-- START RECORDS SHOWN --

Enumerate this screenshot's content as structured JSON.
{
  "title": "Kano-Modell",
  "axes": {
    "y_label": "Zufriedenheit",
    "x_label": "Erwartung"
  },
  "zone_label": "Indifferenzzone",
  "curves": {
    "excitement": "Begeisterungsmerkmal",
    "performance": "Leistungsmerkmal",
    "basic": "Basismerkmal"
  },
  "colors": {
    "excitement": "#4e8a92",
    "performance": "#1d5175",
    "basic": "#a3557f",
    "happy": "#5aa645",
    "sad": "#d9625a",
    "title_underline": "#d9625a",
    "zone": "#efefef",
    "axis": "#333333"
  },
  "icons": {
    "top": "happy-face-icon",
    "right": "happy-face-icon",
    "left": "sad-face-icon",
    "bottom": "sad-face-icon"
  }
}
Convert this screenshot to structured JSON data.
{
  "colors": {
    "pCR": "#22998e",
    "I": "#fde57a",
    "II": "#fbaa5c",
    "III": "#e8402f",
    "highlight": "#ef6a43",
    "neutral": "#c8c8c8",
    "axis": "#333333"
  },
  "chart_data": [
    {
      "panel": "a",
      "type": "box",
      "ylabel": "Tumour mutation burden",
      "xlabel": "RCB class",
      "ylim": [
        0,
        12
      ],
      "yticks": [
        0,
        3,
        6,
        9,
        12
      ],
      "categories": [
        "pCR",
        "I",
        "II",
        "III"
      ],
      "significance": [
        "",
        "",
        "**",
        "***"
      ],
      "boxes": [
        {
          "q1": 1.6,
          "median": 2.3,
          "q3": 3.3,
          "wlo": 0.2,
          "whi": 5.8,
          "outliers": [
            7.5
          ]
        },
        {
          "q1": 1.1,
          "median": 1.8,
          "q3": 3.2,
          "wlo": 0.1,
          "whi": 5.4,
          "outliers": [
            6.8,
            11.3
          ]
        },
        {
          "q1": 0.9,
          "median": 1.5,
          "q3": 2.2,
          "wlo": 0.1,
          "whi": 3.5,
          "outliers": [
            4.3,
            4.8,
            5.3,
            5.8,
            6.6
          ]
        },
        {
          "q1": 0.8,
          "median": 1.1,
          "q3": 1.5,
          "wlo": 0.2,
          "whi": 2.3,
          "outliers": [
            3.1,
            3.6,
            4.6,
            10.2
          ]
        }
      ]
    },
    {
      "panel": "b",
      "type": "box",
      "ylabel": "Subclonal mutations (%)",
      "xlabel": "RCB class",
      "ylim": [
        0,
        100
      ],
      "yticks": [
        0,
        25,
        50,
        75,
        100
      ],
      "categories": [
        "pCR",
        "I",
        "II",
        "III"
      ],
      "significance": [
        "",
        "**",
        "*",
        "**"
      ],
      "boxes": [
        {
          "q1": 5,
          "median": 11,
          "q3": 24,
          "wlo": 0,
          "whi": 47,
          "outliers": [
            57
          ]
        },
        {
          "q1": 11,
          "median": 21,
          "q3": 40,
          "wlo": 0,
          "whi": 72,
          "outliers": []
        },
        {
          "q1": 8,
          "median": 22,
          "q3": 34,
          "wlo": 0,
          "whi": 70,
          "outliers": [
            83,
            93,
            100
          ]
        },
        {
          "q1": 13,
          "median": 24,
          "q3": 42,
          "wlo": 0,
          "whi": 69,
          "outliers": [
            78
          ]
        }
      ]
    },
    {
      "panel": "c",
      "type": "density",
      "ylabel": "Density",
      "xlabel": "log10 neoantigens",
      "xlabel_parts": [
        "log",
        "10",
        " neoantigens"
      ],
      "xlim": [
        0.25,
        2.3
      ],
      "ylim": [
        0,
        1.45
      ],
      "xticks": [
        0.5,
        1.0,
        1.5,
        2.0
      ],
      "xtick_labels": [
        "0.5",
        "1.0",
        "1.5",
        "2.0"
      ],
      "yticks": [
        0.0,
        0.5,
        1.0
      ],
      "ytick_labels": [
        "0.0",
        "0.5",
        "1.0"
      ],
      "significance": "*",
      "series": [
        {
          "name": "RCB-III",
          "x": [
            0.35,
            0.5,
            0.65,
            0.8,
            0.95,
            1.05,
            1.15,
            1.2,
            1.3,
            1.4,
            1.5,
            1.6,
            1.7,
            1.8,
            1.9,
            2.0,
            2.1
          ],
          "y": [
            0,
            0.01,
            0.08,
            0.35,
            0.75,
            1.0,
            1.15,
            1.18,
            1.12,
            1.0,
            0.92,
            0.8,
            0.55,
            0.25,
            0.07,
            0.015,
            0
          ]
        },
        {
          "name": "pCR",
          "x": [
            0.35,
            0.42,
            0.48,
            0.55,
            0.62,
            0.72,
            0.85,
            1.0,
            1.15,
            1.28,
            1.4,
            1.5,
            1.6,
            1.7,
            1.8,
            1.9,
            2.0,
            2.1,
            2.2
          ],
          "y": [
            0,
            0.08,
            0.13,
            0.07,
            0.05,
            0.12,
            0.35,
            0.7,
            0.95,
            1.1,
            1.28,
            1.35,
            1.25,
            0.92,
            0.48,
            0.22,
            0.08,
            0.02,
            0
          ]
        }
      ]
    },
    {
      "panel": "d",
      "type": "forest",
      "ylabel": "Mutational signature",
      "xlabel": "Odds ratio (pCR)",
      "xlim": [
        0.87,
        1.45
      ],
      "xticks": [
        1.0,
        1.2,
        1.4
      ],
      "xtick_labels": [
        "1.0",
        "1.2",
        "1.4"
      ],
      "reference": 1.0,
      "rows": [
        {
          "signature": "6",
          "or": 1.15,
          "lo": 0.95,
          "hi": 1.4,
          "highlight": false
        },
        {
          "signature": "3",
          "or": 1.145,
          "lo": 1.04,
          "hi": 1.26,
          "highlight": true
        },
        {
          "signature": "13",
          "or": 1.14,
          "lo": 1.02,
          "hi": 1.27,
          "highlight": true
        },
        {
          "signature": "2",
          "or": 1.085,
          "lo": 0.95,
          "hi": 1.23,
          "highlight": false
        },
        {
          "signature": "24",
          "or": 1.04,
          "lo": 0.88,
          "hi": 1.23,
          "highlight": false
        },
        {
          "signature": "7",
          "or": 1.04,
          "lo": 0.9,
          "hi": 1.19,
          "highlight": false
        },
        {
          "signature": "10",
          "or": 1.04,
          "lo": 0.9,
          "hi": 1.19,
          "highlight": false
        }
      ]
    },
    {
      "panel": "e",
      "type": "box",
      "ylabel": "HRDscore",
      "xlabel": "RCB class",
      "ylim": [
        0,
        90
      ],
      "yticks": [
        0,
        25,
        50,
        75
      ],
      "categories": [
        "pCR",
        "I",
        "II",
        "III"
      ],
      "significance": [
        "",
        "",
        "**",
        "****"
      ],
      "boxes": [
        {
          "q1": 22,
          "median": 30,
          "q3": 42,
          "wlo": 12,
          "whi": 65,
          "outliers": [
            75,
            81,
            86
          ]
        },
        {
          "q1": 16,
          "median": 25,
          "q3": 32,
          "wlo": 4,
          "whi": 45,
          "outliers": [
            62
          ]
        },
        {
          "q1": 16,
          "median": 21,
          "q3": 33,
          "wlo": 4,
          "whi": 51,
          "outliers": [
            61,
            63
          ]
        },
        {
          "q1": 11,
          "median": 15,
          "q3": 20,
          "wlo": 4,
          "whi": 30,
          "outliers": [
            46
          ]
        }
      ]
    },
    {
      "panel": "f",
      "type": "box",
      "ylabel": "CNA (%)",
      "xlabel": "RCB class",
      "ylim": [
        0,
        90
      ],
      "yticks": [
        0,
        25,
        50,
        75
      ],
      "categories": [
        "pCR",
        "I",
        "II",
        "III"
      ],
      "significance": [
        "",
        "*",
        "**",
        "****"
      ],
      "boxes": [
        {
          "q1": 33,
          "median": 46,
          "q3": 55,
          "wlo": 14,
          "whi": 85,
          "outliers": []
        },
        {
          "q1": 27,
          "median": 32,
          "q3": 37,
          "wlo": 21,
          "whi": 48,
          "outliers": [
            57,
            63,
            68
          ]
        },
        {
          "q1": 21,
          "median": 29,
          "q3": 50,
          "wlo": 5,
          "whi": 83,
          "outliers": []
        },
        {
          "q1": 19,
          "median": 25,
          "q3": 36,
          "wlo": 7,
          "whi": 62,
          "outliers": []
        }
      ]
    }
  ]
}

-- END RECORDS SHOWN --

• [INSTRUCTIONS FOR THE TASK]
In the records above, locate the lines holding the word "this". Copy each of them.

• [TASK OUTPUT]
Enumerate this screenshot's content as structured JSON.
Convert this screenshot to structured JSON data.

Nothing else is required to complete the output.